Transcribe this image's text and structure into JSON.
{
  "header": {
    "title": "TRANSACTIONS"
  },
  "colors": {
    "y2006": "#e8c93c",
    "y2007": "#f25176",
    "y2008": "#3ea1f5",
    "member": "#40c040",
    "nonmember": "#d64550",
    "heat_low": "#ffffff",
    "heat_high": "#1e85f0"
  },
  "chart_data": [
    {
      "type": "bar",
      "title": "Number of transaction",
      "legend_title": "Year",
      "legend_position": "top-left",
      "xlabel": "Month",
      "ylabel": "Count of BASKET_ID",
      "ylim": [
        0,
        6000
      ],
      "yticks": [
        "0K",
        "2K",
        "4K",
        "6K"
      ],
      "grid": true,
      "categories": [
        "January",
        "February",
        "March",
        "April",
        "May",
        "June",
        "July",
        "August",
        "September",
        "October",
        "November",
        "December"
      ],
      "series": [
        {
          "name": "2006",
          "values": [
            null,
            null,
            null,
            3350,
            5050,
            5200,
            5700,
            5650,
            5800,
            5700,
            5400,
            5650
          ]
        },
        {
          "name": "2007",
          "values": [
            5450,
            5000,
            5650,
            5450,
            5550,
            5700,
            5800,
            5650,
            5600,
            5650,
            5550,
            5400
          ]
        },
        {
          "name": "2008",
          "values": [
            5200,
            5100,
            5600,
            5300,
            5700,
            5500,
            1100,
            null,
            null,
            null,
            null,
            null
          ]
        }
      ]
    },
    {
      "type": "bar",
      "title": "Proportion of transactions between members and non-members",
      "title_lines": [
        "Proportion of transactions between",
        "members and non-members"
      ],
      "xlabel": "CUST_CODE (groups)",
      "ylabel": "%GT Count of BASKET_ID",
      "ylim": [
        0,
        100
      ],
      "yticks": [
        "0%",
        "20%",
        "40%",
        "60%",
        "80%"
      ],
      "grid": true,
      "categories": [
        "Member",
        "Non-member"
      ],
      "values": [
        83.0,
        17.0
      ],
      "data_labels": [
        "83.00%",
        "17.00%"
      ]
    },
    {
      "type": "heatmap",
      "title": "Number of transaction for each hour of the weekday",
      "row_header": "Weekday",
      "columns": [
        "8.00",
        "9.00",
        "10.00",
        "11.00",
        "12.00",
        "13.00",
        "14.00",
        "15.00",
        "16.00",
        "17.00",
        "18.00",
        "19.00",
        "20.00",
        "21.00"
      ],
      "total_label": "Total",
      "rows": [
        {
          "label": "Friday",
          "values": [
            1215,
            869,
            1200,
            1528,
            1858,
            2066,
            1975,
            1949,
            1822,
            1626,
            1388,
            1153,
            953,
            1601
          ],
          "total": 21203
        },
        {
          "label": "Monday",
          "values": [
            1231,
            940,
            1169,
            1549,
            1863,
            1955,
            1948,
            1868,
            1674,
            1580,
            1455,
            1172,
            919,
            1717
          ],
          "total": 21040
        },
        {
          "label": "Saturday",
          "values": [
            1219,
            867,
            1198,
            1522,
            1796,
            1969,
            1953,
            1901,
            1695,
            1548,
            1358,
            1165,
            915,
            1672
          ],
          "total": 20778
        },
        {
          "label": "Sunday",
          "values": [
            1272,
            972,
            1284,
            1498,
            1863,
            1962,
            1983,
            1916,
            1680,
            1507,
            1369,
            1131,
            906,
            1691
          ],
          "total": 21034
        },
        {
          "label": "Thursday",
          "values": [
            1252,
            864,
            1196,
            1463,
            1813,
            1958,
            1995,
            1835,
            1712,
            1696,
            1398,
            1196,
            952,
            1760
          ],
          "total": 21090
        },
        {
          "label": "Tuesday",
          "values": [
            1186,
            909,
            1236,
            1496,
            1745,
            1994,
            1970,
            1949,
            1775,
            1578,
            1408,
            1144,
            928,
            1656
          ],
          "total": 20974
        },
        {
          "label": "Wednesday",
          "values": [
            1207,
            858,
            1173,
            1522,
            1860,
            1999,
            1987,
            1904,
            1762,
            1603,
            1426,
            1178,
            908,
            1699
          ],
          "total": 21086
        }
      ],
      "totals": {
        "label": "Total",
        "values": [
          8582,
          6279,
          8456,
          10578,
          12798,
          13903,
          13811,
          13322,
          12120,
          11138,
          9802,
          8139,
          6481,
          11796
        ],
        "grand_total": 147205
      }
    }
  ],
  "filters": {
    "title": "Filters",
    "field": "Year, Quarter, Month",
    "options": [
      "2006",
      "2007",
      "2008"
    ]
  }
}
-- -- --
Extract, from the material above, each line holding the word "members".

      "title": "Proportion of transactions between members and non-members",
        "members and non-members"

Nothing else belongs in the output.